▸ Short problem
Output the lines that follow exactly as they are.

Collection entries
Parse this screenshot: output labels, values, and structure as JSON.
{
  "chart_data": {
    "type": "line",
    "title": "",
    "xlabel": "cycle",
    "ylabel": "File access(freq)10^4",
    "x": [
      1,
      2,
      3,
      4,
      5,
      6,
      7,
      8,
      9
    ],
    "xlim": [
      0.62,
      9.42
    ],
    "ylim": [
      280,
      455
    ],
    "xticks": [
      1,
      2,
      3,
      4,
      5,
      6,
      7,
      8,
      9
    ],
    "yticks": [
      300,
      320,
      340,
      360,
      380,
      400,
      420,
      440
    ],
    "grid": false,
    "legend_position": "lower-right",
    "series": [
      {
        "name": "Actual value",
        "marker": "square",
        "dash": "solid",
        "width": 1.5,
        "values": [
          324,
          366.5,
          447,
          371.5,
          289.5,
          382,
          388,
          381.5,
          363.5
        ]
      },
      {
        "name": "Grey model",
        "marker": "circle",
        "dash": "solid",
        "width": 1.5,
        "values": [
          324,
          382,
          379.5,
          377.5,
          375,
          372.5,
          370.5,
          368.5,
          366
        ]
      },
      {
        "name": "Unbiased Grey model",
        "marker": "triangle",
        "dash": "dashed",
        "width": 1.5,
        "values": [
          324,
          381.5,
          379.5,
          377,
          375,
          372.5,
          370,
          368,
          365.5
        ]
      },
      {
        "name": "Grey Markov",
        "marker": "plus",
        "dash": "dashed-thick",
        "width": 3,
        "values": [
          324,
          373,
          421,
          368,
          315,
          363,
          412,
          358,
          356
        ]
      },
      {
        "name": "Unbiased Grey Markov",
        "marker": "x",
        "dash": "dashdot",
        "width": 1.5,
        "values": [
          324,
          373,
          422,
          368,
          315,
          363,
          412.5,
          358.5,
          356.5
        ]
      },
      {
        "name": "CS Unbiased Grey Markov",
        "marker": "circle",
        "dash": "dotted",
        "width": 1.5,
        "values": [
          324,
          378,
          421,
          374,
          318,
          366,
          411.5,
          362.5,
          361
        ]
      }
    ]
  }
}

▸ Task answer
Parse this screenshot: output labels, values, and structure as JSON.
{
  "chart_data": {
    "type": "line",
    "title": "",
    "xlabel": "cycle",
    "ylabel": "File access(freq)10^4",
    "x": [
      1,
      2,
      3,
      4,
      5,
      6,
      7,
      8,
      9
    ],
    "xlim": [
      0.62,
      9.42
    ],
    "ylim": [
      280,
      455
    ],
    "xticks": [
      1,
      2,
      3,
      4,
      5,
      6,
      7,
      8,
      9
    ],
    "yticks": [
      300,
      320,
      340,
      360,
      380,
      400,
      420,
      440
    ],
    "grid": false,
    "legend_position": "lower-right",
    "series": [
      {
        "name": "Actual value",
        "marker": "square",
        "dash": "solid",
        "width": 1.5,
        "values": [
          324,
          366.5,
          447,
          371.5,
          289.5,
          382,
          388,
          381.5,
          363.5
        ]
      },
      {
        "name": "Grey model",
        "marker": "circle",
        "dash": "solid",
        "width": 1.5,
        "values": [
          324,
          382,
          379.5,
          377.5,
          375,
          372.5,
          370.5,
          368.5,
          366
        ]
      },
      {
        "name": "Unbiased Grey model",
        "marker": "triangle",
        "dash": "dashed",
        "width": 1.5,
        "values": [
          324,
          381.5,
          379.5,
          377,
          375,
          372.5,
          370,
          368,
          365.5
        ]
      },
      {
        "name": "Grey Markov",
        "marker": "plus",
        "dash": "dashed-thick",
        "width": 3,
        "values": [
          324,
          373,
          421,
          368,
          315,
          363,
          412,
          358,
          356
        ]
      },
      {
        "name": "Unbiased Grey Markov",
        "marker": "x",
        "dash": "dashdot",
        "width": 1.5,
        "values": [
          324,
          373,
          422,
          368,
          315,
          363,
          412.5,
          358.5,
          356.5
        ]
      },
      {
        "name": "CS Unbiased Grey Markov",
        "marker": "circle",
        "dash": "dotted",
        "width": 1.5,
        "values": [
          324,
          378,
          421,
          374,
          318,
          366,
          411.5,
          362.5,
          361
        ]
      }
    ]
  }
}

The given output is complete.